■ Exercise aim ■
Review the material line by line. Identify and copy every line that contains the string "Wind".

# Start of Given data

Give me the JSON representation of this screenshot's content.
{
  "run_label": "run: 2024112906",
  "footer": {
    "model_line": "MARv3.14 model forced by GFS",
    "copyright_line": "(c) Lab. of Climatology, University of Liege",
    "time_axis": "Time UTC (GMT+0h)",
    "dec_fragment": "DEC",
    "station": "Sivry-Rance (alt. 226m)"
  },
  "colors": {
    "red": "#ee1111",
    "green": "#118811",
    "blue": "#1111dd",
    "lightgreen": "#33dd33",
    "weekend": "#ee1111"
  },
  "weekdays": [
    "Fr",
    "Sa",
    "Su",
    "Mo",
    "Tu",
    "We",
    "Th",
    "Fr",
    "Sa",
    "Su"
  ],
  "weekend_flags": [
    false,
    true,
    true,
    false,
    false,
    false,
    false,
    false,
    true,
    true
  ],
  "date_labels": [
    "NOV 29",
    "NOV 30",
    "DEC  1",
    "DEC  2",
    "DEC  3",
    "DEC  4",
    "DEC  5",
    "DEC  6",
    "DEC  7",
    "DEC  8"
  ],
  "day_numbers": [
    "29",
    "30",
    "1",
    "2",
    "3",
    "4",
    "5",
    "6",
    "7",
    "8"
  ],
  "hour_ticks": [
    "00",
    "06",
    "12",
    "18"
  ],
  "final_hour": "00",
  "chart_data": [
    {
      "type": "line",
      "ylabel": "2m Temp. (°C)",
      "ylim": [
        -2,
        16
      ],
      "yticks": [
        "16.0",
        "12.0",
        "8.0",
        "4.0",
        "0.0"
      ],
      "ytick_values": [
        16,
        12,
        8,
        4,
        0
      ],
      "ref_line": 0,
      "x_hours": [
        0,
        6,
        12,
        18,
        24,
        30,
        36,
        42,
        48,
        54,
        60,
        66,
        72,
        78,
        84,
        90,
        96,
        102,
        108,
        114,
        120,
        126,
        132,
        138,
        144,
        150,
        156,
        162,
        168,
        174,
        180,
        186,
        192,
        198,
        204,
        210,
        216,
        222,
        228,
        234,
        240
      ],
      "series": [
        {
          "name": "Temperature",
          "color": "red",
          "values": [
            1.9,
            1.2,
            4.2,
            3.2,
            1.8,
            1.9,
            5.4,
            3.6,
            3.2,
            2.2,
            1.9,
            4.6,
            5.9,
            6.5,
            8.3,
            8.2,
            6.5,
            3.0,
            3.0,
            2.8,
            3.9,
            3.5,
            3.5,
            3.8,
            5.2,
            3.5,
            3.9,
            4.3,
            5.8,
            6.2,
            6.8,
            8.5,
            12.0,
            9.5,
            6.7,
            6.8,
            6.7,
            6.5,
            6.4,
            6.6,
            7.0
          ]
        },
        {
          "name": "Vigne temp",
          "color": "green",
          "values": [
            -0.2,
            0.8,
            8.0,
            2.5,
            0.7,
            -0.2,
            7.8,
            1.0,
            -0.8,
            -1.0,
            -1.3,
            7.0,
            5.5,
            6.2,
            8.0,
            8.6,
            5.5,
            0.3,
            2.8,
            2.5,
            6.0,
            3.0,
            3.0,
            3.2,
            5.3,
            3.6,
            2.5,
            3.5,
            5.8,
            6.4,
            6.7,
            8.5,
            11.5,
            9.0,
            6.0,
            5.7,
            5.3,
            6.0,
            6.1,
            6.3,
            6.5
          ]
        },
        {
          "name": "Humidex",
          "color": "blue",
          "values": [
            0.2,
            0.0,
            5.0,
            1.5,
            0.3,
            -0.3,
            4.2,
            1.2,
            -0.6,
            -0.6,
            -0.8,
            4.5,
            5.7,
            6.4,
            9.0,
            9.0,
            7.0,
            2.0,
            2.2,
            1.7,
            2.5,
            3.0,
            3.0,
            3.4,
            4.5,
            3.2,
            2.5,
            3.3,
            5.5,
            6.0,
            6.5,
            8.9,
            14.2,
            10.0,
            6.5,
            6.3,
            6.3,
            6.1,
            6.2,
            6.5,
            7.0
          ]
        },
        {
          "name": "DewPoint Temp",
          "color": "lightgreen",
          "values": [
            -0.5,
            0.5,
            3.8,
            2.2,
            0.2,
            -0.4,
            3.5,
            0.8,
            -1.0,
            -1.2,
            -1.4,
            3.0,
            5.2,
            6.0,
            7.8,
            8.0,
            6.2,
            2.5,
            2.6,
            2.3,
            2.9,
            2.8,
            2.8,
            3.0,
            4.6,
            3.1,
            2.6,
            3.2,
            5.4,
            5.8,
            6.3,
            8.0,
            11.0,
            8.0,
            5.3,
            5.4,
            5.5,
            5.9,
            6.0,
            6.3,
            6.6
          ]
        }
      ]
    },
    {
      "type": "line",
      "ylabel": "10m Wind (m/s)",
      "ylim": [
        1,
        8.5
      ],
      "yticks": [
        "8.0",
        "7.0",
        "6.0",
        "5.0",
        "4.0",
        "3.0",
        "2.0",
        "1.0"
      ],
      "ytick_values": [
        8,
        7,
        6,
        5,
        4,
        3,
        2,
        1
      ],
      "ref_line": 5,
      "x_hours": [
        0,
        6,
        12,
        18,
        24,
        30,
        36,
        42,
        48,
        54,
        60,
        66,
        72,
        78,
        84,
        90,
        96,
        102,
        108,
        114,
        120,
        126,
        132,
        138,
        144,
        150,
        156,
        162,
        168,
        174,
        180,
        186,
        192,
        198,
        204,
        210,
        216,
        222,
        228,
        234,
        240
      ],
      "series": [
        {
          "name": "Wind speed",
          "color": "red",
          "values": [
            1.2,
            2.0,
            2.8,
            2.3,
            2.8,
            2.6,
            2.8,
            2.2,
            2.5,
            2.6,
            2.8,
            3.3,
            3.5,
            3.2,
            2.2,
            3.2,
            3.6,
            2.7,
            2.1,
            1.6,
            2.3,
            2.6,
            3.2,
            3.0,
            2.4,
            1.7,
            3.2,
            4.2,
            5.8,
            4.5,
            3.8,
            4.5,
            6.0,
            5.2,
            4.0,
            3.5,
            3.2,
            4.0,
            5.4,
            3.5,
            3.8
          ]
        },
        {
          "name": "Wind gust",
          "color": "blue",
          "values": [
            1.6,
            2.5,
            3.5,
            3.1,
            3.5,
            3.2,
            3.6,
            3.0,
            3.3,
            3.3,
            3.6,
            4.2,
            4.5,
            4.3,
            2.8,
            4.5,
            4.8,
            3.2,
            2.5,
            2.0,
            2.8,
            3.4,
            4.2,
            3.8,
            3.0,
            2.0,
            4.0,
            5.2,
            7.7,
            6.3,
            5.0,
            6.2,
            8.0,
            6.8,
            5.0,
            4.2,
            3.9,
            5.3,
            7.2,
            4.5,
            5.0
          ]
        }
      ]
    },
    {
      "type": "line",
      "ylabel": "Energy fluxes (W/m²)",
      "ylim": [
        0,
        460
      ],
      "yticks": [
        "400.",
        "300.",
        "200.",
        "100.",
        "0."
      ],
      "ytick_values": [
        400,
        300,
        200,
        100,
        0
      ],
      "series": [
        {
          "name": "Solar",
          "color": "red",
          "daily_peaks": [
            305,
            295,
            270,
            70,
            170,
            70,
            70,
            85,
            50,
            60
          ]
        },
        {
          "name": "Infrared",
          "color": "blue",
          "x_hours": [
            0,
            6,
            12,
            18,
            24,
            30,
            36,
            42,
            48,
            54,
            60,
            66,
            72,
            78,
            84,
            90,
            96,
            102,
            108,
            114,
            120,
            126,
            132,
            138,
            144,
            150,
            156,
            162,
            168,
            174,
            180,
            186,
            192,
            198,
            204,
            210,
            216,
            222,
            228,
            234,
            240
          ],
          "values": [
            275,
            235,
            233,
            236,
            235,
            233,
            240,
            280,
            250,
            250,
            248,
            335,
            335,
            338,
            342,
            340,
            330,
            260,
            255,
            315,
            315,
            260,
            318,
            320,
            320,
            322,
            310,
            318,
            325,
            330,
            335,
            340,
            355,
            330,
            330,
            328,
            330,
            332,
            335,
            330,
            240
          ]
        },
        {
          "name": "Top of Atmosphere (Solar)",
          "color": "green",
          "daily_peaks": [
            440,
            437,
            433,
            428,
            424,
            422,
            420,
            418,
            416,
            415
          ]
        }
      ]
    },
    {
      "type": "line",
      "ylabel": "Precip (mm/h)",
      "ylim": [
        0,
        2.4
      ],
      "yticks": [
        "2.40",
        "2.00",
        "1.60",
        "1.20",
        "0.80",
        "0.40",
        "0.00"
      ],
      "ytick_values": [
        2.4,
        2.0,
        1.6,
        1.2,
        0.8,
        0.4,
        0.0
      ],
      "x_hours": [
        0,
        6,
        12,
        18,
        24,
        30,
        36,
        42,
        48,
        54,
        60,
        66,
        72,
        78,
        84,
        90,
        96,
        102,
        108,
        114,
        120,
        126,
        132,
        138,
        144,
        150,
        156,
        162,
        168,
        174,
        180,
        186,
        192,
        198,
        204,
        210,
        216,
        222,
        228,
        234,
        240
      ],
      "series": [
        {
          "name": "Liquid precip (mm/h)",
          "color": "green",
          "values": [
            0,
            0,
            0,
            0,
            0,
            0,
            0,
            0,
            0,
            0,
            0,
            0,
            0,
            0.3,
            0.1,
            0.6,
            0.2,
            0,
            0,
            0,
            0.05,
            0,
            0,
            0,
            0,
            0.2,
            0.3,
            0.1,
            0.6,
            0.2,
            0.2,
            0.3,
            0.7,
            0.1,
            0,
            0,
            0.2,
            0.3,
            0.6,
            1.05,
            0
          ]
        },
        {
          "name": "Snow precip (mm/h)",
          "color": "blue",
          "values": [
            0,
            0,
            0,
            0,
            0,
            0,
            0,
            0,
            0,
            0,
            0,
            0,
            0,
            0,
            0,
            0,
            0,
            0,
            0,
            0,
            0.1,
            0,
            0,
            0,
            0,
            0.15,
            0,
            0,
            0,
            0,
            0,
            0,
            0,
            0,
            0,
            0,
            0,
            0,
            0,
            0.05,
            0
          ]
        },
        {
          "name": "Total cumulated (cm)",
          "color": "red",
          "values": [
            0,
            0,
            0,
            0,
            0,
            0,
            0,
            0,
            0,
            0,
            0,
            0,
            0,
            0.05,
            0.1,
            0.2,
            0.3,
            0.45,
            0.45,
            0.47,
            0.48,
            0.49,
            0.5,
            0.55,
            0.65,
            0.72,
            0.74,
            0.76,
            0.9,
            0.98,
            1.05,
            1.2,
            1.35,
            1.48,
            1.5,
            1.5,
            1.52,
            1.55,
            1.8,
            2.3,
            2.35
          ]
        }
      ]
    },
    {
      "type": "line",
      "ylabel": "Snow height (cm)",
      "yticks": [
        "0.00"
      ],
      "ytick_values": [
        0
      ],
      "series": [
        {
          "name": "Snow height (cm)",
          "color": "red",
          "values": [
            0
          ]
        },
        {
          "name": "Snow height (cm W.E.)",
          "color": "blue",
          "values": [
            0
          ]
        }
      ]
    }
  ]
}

# End of Given data

■ Output below ■
      "ylabel": "10m Wind (m/s)",
          "name": "Wind speed",
          "name": "Wind gust",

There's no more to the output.